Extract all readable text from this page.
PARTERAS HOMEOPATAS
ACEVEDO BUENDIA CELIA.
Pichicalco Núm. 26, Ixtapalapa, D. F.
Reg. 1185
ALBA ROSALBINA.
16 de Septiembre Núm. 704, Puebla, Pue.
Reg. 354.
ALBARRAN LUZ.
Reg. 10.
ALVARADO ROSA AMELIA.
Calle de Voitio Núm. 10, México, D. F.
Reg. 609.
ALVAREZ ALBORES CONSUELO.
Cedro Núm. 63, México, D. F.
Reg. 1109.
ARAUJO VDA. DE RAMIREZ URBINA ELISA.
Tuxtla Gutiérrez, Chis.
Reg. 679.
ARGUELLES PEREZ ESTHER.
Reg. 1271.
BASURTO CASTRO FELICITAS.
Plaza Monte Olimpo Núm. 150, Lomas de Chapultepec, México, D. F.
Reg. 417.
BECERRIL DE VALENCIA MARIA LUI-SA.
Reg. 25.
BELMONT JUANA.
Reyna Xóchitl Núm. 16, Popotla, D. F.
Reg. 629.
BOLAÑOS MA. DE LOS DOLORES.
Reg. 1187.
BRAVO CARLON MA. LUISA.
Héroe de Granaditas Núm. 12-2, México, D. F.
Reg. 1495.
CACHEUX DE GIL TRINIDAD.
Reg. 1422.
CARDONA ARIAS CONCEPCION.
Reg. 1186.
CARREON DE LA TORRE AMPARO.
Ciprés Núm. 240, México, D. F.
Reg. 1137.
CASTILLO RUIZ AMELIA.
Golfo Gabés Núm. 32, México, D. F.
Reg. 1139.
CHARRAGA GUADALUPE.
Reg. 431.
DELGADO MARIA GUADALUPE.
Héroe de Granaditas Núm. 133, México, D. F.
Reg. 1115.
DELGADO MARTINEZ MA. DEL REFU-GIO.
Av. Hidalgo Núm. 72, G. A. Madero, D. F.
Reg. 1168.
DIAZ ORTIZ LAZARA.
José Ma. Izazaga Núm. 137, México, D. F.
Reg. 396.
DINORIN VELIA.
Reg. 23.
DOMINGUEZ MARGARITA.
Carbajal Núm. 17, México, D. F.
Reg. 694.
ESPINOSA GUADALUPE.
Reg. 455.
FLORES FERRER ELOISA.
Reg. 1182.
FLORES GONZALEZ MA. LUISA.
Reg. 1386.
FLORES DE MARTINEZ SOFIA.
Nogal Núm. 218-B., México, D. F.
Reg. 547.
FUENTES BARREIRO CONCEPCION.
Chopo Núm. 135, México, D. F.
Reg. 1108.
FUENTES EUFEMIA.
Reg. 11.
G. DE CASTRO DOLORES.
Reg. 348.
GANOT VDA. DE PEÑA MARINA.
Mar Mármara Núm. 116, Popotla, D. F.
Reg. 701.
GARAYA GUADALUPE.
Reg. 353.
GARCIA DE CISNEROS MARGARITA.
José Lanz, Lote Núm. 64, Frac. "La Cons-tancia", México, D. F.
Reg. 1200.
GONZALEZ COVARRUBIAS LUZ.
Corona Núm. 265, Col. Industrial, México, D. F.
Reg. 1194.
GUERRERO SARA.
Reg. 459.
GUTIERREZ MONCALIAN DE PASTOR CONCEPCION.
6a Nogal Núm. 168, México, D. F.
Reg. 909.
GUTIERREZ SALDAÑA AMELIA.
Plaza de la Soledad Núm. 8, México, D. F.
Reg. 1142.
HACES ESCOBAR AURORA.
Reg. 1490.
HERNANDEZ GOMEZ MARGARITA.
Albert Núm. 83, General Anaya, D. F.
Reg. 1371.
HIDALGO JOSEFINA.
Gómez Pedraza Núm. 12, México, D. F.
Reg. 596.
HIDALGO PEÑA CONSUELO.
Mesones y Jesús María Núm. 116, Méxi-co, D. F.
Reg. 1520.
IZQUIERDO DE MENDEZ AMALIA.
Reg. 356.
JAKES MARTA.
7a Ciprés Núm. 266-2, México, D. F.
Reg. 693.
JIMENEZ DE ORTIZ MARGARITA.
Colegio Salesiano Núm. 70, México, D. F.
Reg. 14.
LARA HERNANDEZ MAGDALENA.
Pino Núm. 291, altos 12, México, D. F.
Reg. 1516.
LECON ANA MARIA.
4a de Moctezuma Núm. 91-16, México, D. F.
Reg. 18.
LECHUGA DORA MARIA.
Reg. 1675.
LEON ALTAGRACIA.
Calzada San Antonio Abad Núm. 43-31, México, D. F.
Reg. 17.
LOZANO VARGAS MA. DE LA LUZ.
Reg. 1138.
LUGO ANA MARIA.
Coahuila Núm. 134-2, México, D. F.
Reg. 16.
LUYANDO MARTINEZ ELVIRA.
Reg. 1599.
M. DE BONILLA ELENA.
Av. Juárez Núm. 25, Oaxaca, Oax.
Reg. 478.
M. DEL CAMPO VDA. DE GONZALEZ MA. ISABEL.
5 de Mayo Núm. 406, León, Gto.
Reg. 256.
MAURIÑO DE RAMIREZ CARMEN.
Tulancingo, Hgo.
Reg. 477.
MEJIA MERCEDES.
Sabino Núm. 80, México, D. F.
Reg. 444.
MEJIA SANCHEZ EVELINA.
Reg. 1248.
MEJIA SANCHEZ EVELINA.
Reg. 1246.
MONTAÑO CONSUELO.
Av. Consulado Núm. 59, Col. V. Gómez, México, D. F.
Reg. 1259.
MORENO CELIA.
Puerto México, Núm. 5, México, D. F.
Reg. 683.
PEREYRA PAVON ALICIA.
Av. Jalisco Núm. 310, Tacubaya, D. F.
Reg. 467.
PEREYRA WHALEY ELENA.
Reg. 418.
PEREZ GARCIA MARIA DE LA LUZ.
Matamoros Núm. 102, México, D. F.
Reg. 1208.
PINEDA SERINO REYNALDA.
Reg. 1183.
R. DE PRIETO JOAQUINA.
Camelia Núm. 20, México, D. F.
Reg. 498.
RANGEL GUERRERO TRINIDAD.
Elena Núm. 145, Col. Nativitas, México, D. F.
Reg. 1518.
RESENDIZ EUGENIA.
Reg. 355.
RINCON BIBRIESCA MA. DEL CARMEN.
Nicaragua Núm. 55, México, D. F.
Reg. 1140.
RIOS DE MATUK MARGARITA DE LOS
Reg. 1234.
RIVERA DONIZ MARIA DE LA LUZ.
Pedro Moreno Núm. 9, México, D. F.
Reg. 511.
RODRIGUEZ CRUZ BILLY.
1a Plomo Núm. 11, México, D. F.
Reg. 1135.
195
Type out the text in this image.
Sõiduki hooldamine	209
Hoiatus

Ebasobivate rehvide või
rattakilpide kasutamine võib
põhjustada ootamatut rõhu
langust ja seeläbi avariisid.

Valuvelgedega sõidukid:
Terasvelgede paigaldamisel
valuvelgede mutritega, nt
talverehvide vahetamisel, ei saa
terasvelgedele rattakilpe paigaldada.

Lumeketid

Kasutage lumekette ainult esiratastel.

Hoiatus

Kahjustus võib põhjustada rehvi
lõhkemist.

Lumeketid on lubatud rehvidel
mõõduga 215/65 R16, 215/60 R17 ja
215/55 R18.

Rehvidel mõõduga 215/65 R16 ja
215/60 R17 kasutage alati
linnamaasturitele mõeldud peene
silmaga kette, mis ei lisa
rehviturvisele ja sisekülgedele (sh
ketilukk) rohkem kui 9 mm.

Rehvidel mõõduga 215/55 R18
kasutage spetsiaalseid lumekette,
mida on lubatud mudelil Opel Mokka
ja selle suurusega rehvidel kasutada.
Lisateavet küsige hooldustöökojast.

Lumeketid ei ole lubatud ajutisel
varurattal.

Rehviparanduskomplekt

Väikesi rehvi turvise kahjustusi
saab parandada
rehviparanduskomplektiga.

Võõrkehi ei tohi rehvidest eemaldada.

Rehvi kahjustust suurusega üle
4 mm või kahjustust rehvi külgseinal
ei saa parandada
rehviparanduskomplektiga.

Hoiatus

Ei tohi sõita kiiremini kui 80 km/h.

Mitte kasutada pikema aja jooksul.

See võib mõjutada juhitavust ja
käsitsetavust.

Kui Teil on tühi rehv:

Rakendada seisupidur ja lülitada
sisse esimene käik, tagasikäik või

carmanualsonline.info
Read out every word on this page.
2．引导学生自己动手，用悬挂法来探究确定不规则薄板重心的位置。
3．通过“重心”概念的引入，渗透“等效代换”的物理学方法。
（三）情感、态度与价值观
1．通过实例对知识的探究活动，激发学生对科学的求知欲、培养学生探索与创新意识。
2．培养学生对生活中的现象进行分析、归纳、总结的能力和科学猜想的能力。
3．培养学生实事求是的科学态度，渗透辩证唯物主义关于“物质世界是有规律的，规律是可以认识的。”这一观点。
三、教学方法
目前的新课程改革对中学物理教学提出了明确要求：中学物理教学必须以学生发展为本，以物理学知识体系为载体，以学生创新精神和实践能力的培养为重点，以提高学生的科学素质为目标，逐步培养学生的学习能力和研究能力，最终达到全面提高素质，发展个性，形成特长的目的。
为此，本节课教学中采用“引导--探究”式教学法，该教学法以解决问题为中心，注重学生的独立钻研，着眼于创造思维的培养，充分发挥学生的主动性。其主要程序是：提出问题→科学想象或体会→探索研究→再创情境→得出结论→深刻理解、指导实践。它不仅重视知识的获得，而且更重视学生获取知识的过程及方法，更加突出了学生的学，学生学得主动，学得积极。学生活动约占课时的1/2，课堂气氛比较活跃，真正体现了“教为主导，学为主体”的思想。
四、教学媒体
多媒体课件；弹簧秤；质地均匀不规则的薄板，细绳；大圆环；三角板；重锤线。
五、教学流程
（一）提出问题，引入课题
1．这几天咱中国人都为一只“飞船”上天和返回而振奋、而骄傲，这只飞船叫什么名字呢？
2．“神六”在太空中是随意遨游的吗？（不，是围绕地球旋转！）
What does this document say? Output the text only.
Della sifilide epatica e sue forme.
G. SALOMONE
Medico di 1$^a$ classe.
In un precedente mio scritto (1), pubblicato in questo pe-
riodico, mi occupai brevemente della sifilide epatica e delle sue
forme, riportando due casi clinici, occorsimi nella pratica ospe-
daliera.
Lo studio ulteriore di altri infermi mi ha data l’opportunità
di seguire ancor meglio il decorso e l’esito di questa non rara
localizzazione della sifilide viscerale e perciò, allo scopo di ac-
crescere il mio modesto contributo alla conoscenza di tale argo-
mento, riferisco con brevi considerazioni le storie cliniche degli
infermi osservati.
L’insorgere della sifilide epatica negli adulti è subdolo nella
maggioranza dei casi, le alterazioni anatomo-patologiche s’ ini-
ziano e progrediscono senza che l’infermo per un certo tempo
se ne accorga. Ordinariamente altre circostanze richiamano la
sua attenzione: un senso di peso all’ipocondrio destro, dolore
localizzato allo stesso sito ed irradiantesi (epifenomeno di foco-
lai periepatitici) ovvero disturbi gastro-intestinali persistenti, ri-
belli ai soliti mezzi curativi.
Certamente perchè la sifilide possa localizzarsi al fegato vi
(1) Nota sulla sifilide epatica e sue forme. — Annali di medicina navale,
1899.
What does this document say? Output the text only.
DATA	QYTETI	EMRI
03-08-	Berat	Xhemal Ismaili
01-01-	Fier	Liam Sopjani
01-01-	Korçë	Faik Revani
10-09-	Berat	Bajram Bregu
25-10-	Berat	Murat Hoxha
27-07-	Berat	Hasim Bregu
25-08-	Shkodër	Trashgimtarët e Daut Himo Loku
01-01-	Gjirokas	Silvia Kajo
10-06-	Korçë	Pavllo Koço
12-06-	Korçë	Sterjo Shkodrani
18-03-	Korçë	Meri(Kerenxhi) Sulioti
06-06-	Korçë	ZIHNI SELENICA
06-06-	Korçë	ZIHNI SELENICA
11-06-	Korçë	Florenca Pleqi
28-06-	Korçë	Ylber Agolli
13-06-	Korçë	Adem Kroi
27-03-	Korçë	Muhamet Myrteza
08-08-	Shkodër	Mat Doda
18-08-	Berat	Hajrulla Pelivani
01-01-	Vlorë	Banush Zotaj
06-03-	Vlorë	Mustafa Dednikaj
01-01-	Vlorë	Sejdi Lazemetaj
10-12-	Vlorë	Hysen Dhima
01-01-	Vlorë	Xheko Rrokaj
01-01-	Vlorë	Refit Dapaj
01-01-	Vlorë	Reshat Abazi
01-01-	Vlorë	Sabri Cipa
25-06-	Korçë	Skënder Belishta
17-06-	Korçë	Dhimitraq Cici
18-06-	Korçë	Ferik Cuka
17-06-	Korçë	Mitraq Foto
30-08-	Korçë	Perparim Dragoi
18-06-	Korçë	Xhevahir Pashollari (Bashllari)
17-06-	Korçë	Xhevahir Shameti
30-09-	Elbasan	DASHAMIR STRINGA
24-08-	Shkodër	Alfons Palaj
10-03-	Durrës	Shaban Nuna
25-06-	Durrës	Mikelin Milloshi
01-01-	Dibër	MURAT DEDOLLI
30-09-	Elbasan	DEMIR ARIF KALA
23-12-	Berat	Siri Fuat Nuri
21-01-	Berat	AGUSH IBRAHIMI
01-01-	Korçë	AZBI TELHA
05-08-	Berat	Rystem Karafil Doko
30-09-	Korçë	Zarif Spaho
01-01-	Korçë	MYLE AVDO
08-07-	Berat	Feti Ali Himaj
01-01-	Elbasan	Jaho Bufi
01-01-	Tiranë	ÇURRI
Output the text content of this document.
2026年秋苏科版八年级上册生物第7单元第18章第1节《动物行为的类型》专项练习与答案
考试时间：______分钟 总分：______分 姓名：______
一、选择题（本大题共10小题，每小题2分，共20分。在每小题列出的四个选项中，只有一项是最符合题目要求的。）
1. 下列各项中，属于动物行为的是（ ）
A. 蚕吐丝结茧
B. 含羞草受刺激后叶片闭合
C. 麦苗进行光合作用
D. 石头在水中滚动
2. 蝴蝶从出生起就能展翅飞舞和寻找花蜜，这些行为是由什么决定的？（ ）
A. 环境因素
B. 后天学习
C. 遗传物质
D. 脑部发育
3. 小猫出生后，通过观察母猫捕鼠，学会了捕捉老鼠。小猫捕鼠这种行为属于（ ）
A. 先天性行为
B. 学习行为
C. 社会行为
###
> **DO THIS**
Collect every line from the records above that contains the word "Lumeketid".

> **SOLUTION BELOW**
Lumeketid
Lumeketid on lubatud rehvidel
Lumeketid ei ole lubatud ajutisel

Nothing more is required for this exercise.